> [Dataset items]

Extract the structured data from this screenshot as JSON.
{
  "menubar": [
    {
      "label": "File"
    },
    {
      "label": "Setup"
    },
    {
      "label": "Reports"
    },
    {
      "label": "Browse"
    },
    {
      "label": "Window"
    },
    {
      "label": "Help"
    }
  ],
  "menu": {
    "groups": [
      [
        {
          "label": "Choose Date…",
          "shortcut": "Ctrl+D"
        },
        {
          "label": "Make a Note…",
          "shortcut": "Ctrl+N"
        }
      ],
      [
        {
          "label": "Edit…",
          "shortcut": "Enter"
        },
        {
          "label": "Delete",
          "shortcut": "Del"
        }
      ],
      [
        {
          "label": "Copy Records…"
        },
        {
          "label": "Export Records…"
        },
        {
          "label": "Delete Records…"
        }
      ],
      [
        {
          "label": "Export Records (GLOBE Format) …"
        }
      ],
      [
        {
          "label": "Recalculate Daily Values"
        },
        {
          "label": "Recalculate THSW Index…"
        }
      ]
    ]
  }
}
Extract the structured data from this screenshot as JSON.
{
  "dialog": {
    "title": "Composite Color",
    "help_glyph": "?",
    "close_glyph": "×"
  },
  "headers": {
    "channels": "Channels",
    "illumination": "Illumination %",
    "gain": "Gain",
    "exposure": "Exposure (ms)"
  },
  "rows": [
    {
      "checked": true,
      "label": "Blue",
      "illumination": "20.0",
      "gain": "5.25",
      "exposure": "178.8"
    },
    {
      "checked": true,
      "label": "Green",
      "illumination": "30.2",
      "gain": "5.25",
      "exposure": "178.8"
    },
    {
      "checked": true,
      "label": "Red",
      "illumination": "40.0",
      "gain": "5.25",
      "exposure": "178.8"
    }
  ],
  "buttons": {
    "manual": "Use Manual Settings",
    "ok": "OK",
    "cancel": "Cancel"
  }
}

> [The exercise] Retype every entry word for word.

> [Response to the exercise]
Extract the structured data from this screenshot as JSON.
{
  "menubar": [
    {
      "label": "File"
    },
    {
      "label": "Setup"
    },
    {
      "label": "Reports"
    },
    {
      "label": "Browse"
    },
    {
      "label": "Window"
    },
    {
      "label": "Help"
    }
  ],
  "menu": {
    "groups": [
      [
        {
          "label": "Choose Date…",
          "shortcut": "Ctrl+D"
        },
        {
          "label": "Make a Note…",
          "shortcut": "Ctrl+N"
        }
      ],
      [
        {
          "label": "Edit…",
          "shortcut": "Enter"
        },
        {
          "label": "Delete",
          "shortcut": "Del"
        }
      ],
      [
        {
          "label": "Copy Records…"
        },
        {
          "label": "Export Records…"
        },
        {
          "label": "Delete Records…"
        }
      ],
      [
        {
          "label": "Export Records (GLOBE Format) …"
        }
      ],
      [
        {
          "label": "Recalculate Daily Values"
        },
        {
          "label": "Recalculate THSW Index…"
        }
      ]
    ]
  }
}
Extract the structured data from this screenshot as JSON.
{
  "dialog": {
    "title": "Composite Color",
    "help_glyph": "?",
    "close_glyph": "×"
  },
  "headers": {
    "channels": "Channels",
    "illumination": "Illumination %",
    "gain": "Gain",
    "exposure": "Exposure (ms)"
  },
  "rows": [
    {
      "checked": true,
      "label": "Blue",
      "illumination": "20.0",
      "gain": "5.25",
      "exposure": "178.8"
    },
    {
      "checked": true,
      "label": "Green",
      "illumination": "30.2",
      "gain": "5.25",
      "exposure": "178.8"
    },
    {
      "checked": true,
      "label": "Red",
      "illumination": "40.0",
      "gain": "5.25",
      "exposure": "178.8"
    }
  ],
  "buttons": {
    "manual": "Use Manual Settings",
    "ok": "OK",
    "cancel": "Cancel"
  }
}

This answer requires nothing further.